> PROBLEM STATEMENT:
Output each of the following items again, line for line, with no changes.

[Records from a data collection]
..............................
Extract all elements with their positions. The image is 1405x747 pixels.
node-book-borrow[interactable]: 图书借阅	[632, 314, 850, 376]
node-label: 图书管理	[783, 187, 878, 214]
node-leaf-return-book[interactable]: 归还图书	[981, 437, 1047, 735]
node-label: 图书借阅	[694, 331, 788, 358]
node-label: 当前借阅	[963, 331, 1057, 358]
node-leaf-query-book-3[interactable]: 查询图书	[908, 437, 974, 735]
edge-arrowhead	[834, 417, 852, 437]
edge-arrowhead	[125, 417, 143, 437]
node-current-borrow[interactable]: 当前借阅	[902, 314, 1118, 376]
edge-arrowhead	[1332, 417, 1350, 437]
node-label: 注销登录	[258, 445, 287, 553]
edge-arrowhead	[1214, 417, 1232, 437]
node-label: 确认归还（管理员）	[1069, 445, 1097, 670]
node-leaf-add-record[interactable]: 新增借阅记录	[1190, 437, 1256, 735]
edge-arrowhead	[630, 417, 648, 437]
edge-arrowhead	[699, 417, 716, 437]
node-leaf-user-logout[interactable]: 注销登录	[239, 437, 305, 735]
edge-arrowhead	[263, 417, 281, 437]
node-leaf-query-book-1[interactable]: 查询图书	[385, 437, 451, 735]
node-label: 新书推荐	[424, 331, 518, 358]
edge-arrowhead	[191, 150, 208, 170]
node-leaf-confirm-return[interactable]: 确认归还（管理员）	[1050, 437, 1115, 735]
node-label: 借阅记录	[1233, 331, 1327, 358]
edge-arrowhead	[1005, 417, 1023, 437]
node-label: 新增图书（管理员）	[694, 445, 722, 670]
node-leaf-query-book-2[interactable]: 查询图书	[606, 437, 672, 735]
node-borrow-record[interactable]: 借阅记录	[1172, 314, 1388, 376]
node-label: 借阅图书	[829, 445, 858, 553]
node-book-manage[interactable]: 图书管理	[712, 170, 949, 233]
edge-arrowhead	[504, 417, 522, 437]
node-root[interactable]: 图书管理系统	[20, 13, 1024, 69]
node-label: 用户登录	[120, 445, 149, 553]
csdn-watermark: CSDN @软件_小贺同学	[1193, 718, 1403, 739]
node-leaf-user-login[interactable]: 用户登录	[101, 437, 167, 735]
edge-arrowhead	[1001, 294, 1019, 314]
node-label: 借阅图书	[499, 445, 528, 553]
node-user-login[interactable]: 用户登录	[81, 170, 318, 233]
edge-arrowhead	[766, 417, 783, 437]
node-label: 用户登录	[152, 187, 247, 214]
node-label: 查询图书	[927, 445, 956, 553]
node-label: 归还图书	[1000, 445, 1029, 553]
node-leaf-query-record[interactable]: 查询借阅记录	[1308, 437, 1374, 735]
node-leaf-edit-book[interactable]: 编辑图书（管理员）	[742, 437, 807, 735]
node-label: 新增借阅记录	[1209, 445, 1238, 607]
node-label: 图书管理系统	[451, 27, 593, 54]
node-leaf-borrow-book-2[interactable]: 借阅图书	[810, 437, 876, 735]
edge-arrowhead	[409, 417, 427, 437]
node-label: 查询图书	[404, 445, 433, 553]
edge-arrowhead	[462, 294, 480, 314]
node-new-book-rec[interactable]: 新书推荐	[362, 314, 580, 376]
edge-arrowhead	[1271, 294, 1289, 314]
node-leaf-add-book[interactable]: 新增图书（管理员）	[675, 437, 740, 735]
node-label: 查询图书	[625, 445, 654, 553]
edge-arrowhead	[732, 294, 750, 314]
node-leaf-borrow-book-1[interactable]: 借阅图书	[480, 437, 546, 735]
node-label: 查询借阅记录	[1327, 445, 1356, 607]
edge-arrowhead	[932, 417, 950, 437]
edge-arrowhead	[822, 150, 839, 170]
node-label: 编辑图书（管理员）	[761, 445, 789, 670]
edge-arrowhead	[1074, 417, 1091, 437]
..............................
> OUTPUT FOR THIS EXERCISE:
Extract all elements with their positions. The image is 1405x747 pixels.
node-book-borrow[interactable]: 图书借阅	[632, 314, 850, 376]
node-label: 图书管理	[783, 187, 878, 214]
node-leaf-return-book[interactable]: 归还图书	[981, 437, 1047, 735]
node-label: 图书借阅	[694, 331, 788, 358]
node-label: 当前借阅	[963, 331, 1057, 358]
node-leaf-query-book-3[interactable]: 查询图书	[908, 437, 974, 735]
edge-arrowhead	[834, 417, 852, 437]
edge-arrowhead	[125, 417, 143, 437]
node-current-borrow[interactable]: 当前借阅	[902, 314, 1118, 376]
edge-arrowhead	[1332, 417, 1350, 437]
node-label: 注销登录	[258, 445, 287, 553]
edge-arrowhead	[1214, 417, 1232, 437]
node-label: 确认归还（管理员）	[1069, 445, 1097, 670]
node-leaf-add-record[interactable]: 新增借阅记录	[1190, 437, 1256, 735]
edge-arrowhead	[630, 417, 648, 437]
edge-arrowhead	[699, 417, 716, 437]
node-leaf-user-logout[interactable]: 注销登录	[239, 437, 305, 735]
edge-arrowhead	[263, 417, 281, 437]
node-leaf-query-book-1[interactable]: 查询图书	[385, 437, 451, 735]
node-label: 新书推荐	[424, 331, 518, 358]
edge-arrowhead	[191, 150, 208, 170]
node-leaf-confirm-return[interactable]: 确认归还（管理员）	[1050, 437, 1115, 735]
node-label: 借阅记录	[1233, 331, 1327, 358]
edge-arrowhead	[1005, 417, 1023, 437]
node-label: 新增图书（管理员）	[694, 445, 722, 670]
node-leaf-query-book-2[interactable]: 查询图书	[606, 437, 672, 735]
node-borrow-record[interactable]: 借阅记录	[1172, 314, 1388, 376]
node-label: 借阅图书	[829, 445, 858, 553]
node-book-manage[interactable]: 图书管理	[712, 170, 949, 233]
edge-arrowhead	[504, 417, 522, 437]
node-root[interactable]: 图书管理系统	[20, 13, 1024, 69]
node-label: 用户登录	[120, 445, 149, 553]
csdn-watermark: CSDN @软件_小贺同学	[1193, 718, 1403, 739]
node-leaf-user-login[interactable]: 用户登录	[101, 437, 167, 735]
edge-arrowhead	[1001, 294, 1019, 314]
node-label: 借阅图书	[499, 445, 528, 553]
node-user-login[interactable]: 用户登录	[81, 170, 318, 233]
edge-arrowhead	[766, 417, 783, 437]
node-label: 用户登录	[152, 187, 247, 214]
node-label: 查询图书	[927, 445, 956, 553]
node-label: 归还图书	[1000, 445, 1029, 553]
node-leaf-query-record[interactable]: 查询借阅记录	[1308, 437, 1374, 735]
node-leaf-edit-book[interactable]: 编辑图书（管理员）	[742, 437, 807, 735]
node-label: 新增借阅记录	[1209, 445, 1238, 607]
node-label: 图书管理系统	[451, 27, 593, 54]
node-leaf-borrow-book-2[interactable]: 借阅图书	[810, 437, 876, 735]
edge-arrowhead	[409, 417, 427, 437]
node-label: 查询图书	[404, 445, 433, 553]
edge-arrowhead	[462, 294, 480, 314]
node-new-book-rec[interactable]: 新书推荐	[362, 314, 580, 376]
edge-arrowhead	[1271, 294, 1289, 314]
node-leaf-add-book[interactable]: 新增图书（管理员）	[675, 437, 740, 735]
node-label: 查询图书	[625, 445, 654, 553]
edge-arrowhead	[732, 294, 750, 314]
node-leaf-borrow-book-1[interactable]: 借阅图书	[480, 437, 546, 735]
node-label: 查询借阅记录	[1327, 445, 1356, 607]
edge-arrowhead	[932, 417, 950, 437]
edge-arrowhead	[822, 150, 839, 170]
node-label: 编辑图书（管理员）	[761, 445, 789, 670]
edge-arrowhead	[1074, 417, 1091, 437]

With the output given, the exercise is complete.